* _ЗАДАНИЕ A_
Согласуются ли с текстом о различении свободных и рабов в римском сознании следующие утверждения: (i) персонаж Петрония сорок лет пробыл в рабской службе; (ii) во времена Гая отпущенников не причисляли к свободным; (iii) Варрон считал кабального должника, работающего на земле кредитора, рабом? На каждое ответьте «да» или «нет» и приведите решающие слова текста дословной цитатой.
* _ЗАДАНИЕ B_
Напишите продолжение текста о различении свободных и рабов в римском сознании, начав сразу после его последней фразы.

Что может быть очевидней этого противопоставления двух самых общих категорий? Но оно могло быть использовано и для характеристики такой бытовой ситуации, в которой принадлежность человека к тому или иному статусу оказывается неразличимой. «Сорок лет пробыл я в рабской службе, — говорит один из Петрониевых персонажей, — но никто не знал, раб я или же свободный (utrum servus essem an liber)» (Sat., 57). Само слово «utrum» исключает какое-нибудь третье состояние. Притом суждение о неразличимости двух противоположных статусов может в римских текстах иметь в виду и свободного, которого продают вместо раба не подозревающему о том покупателю, «ибо не так-то легко может быть различен свободный человек от раба» (D, 18, 1, 4–6).

Таким образом, источники — юридические и неюридические — показывают, что римскому правосознанию и общественному сознанию вообще, вплоть до бытового уровня, было чуждо представление о таком человеке, который не принадлежал бы ни к свободным, ни к рабам (отпущенник во времена Гая твердо причислялся к свободным: «Из свободных людей, в свою очередь, одни суть свободнорожденные, другие — отпущенники» — G, I, 10). В республиканскую эпоху рабы, получавшие вольную без выполнения соответствующих гражданско-правовых формальностей, оставались по гражданскому праву рабами — G, III, 56; Dos, 5 sq., — а это значит, что «главное разделение» было тем же, и позднейшие изменения лишь передвинули его границу.) Иное дело, что и свободный и раб могли попадать в ситуации, определяемые только через противоположное понятие. Таковы liber, qui bona fide servit [свободный, который «по доброй вере» (пер. Ф. Дыдынского) в рабах] или servus, qui sine dolo malo in libertate est (раб, который без злого умысла пребывает на свободе) (D, 40, 12, 12). Эти определения принадлежат техническому языку права, но повседневному сознанию соответствующие ситуации тоже отнюдь не казались странными[46]. Так, для Варрона само собой разумелось, что кабальный должник, работающий на земле кредитора, — свободный (R. г., I, 17, 2)[47]. Говорить по этому поводу об искажении римской действительности, какою ее можно видеть в свете дальнейшего (т. е. отсутствовавшего у римлян) исторического опыта, римским общественным сознанием означало бы отвлечься от интересующего нас вопроса о специфике этого сознания, которое само составляло существенный элемент римской действительности.

* _РАЗДЕЛ ДАННЫХ_

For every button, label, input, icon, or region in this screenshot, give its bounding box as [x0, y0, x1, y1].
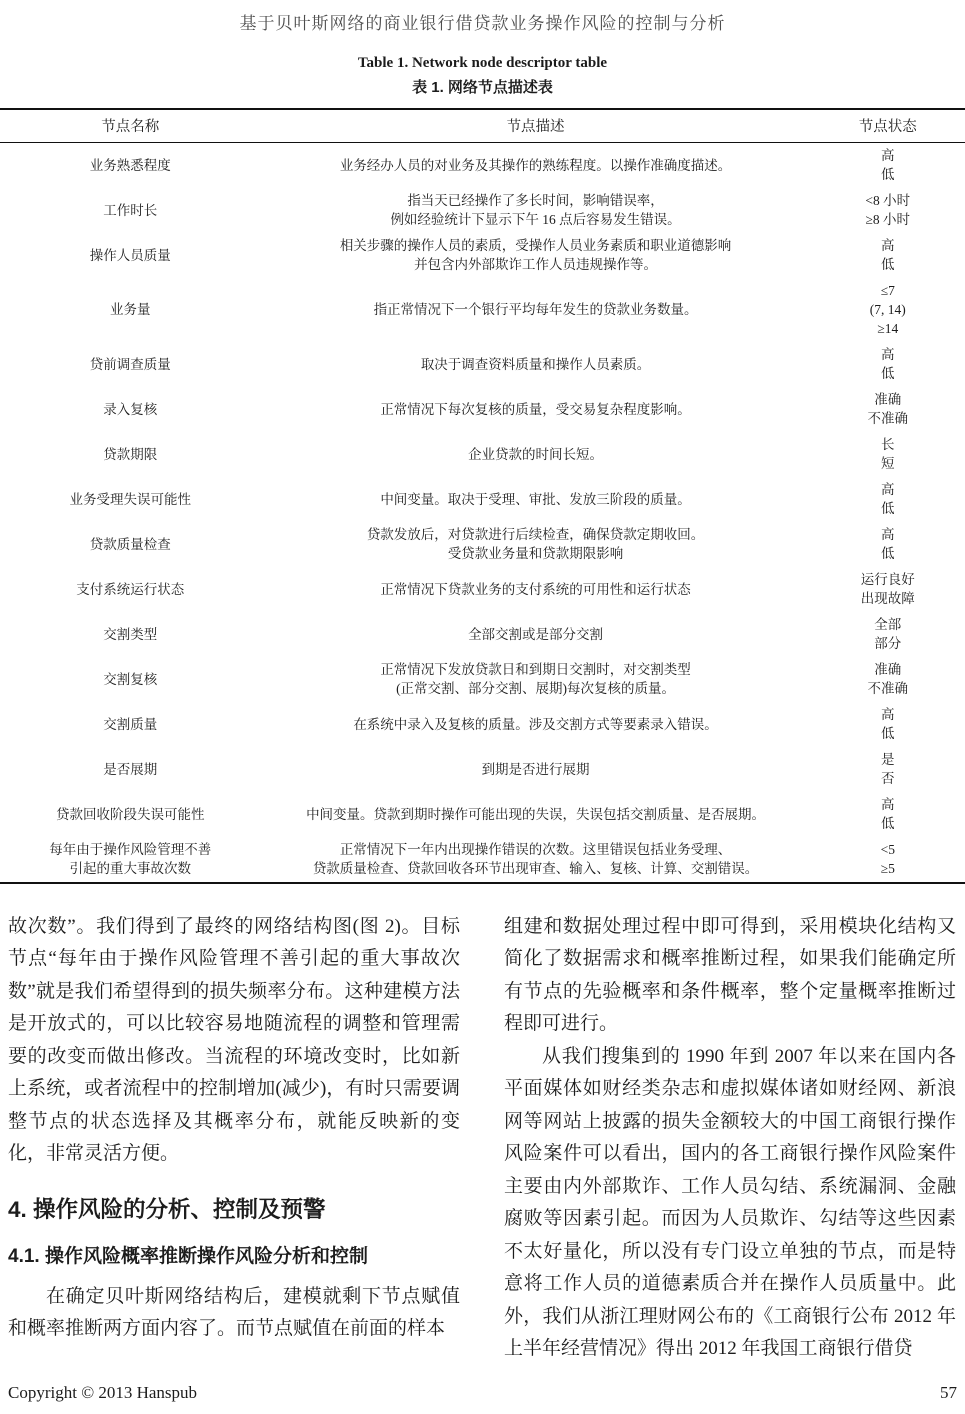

* _ИТОГОВЫЙ ОТВЕТ A_
(i) Да: «Сорок лет пробыл я в рабской службе».
(ii) Нет: «Из свободных людей, в свою очередь, одни суть свободнорожденные, другие — отпущенники».
(iii) Нет: «для Варрона само собой разумелось, что кабальный должник, работающий на земле кредитора, — свободный».

* _ИТОГОВЫЙ ОТВЕТ B_
Итак, римскому сознанию было свойственно представление о либо свободном, либо рабском состоянии каждого человека, так что в какое фактическое положение он бы ни попадал, присущее этому человеку состояние может быть либо установлено, либо восстановлено, либо, наконец, законно изменено на противоположное[48].

Но одного лишь «главного разделения» недостаточно, чтобы осмыслить место римского раба в обществе, т. е. ту систему связей, в которую он был включен. Поэтому и Гай может говорить о юридическом положении раба лишь в связи с «другим правовым разделением лиц» (de iure personarum alia divisio); «Одни лица суть лица собственного права (sui iuris), другие же подчинены праву другого» (или «чужому праву» — alieno iuri sunt subiectae — I, 48). Это разделение не подчинено «главному», но основано на ином принципе деления: раб здесь не предстает нам как одна из двух широчайших категорий, но рядом с иными категориями лиц включается в сложную систему фамильных (об этом понятии см. ниже) отношений. Рабы упоминаются в этом контексте не просто как servi, но как servi dominorum — «рабы господ» (т. е. сама категория определяется через отношение). Именно с них начинается описание положения лиц, находящихся in potestate — «во власти» другого, первой и наиболее важной категории лиц «чужого права».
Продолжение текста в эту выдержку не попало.